* **Task directions**
Copy all lines that contain the word "here".

* **Entries supplied**
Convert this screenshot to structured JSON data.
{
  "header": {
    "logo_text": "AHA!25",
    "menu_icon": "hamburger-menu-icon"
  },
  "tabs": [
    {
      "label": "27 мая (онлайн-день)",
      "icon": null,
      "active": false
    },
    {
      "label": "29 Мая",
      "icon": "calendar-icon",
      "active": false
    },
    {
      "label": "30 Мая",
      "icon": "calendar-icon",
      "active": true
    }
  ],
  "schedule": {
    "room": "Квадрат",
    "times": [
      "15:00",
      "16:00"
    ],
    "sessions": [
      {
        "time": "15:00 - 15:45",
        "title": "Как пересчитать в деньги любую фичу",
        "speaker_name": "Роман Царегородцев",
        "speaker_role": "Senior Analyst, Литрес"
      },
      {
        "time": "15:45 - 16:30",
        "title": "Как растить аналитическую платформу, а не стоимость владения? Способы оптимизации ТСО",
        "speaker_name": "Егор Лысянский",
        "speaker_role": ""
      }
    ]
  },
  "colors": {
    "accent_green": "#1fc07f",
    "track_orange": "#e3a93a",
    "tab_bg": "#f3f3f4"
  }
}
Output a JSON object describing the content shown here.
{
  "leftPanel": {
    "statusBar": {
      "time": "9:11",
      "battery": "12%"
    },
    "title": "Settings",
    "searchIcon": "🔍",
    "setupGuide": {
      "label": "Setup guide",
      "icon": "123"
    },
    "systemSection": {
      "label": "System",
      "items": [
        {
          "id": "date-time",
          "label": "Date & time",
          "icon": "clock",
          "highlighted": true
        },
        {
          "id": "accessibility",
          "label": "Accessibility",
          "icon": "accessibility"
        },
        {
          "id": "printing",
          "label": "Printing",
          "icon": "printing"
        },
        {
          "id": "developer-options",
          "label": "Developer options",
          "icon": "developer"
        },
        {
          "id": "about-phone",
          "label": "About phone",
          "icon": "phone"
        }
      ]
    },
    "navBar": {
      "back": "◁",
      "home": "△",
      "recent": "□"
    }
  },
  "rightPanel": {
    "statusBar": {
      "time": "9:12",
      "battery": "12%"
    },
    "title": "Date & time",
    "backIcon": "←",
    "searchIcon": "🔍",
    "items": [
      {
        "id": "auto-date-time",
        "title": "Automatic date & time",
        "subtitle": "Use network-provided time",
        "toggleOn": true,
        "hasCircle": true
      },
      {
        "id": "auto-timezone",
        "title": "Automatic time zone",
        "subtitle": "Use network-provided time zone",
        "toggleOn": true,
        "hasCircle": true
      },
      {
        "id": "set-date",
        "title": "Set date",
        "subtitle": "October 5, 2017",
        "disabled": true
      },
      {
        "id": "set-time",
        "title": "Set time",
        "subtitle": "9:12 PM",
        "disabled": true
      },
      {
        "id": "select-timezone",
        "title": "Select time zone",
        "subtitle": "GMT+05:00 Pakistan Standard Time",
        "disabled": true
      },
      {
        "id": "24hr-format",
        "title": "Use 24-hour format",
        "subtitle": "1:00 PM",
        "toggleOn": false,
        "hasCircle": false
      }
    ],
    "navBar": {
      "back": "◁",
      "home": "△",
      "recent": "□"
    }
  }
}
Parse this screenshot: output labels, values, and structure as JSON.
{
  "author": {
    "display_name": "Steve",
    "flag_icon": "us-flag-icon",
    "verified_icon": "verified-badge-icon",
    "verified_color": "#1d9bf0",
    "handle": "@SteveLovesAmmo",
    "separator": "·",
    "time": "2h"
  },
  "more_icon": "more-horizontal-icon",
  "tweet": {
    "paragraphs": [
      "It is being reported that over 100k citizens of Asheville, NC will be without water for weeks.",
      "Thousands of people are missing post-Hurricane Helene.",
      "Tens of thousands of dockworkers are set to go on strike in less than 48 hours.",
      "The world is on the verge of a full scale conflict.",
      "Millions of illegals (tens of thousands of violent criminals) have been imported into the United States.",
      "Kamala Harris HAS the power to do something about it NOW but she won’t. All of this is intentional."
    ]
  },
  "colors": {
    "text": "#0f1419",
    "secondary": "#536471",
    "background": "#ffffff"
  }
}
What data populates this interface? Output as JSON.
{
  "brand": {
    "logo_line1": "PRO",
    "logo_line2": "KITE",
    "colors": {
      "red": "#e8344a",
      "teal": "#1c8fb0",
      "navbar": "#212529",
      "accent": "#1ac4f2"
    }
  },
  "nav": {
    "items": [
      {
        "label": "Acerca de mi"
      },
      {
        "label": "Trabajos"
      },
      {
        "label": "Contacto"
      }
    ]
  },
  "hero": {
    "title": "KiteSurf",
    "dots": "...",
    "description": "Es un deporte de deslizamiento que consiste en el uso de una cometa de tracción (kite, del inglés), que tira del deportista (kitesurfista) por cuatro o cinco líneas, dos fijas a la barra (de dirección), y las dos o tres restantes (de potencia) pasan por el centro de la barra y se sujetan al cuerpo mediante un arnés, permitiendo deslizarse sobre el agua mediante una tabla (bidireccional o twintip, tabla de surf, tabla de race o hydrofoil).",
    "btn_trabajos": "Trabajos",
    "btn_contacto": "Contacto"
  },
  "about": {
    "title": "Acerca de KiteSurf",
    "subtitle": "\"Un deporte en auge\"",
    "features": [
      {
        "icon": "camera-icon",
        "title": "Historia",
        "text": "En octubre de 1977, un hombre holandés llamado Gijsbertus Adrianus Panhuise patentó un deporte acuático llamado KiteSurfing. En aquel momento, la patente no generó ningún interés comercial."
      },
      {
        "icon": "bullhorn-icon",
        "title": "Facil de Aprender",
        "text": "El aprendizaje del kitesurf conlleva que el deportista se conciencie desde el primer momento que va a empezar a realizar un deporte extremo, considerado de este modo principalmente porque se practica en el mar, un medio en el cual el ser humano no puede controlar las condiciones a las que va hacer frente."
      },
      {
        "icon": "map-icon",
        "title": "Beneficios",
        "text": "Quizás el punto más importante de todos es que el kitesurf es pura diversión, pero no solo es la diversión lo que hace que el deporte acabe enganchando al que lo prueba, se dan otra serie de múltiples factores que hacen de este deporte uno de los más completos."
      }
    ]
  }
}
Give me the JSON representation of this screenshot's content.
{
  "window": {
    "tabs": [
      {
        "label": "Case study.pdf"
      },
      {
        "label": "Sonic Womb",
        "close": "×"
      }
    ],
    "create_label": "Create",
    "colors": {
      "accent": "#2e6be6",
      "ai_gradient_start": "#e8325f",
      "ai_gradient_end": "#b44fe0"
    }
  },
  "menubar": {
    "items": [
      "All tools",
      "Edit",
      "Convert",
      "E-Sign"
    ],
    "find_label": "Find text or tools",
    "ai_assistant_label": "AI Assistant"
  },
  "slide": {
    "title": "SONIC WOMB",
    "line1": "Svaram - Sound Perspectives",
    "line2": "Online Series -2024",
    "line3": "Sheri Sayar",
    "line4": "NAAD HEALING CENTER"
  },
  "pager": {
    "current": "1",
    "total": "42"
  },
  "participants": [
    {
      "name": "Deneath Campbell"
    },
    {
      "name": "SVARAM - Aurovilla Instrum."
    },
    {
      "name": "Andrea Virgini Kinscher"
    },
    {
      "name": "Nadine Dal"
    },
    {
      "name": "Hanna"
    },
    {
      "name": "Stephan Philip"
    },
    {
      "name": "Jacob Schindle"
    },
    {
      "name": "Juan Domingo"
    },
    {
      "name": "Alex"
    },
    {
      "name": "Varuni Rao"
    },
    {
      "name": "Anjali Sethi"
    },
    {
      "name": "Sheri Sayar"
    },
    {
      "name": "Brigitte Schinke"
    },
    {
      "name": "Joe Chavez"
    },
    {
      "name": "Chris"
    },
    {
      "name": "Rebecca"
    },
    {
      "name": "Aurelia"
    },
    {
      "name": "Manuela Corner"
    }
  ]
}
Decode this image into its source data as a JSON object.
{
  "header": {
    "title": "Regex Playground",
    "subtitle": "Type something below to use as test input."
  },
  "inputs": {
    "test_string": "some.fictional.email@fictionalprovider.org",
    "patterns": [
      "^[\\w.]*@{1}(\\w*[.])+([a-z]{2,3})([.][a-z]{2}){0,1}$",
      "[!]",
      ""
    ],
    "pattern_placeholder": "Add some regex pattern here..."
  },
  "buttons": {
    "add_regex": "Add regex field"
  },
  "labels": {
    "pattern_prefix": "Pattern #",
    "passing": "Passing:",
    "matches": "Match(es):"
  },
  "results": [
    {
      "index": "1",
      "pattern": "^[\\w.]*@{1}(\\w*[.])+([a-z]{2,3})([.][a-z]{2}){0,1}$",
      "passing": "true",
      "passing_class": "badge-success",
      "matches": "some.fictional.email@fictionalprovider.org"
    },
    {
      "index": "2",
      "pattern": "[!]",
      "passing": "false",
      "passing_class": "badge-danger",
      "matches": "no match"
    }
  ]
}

* **The completed task**
Output a JSON object describing the content shown here.
    "pattern_placeholder": "Add some regex pattern here..."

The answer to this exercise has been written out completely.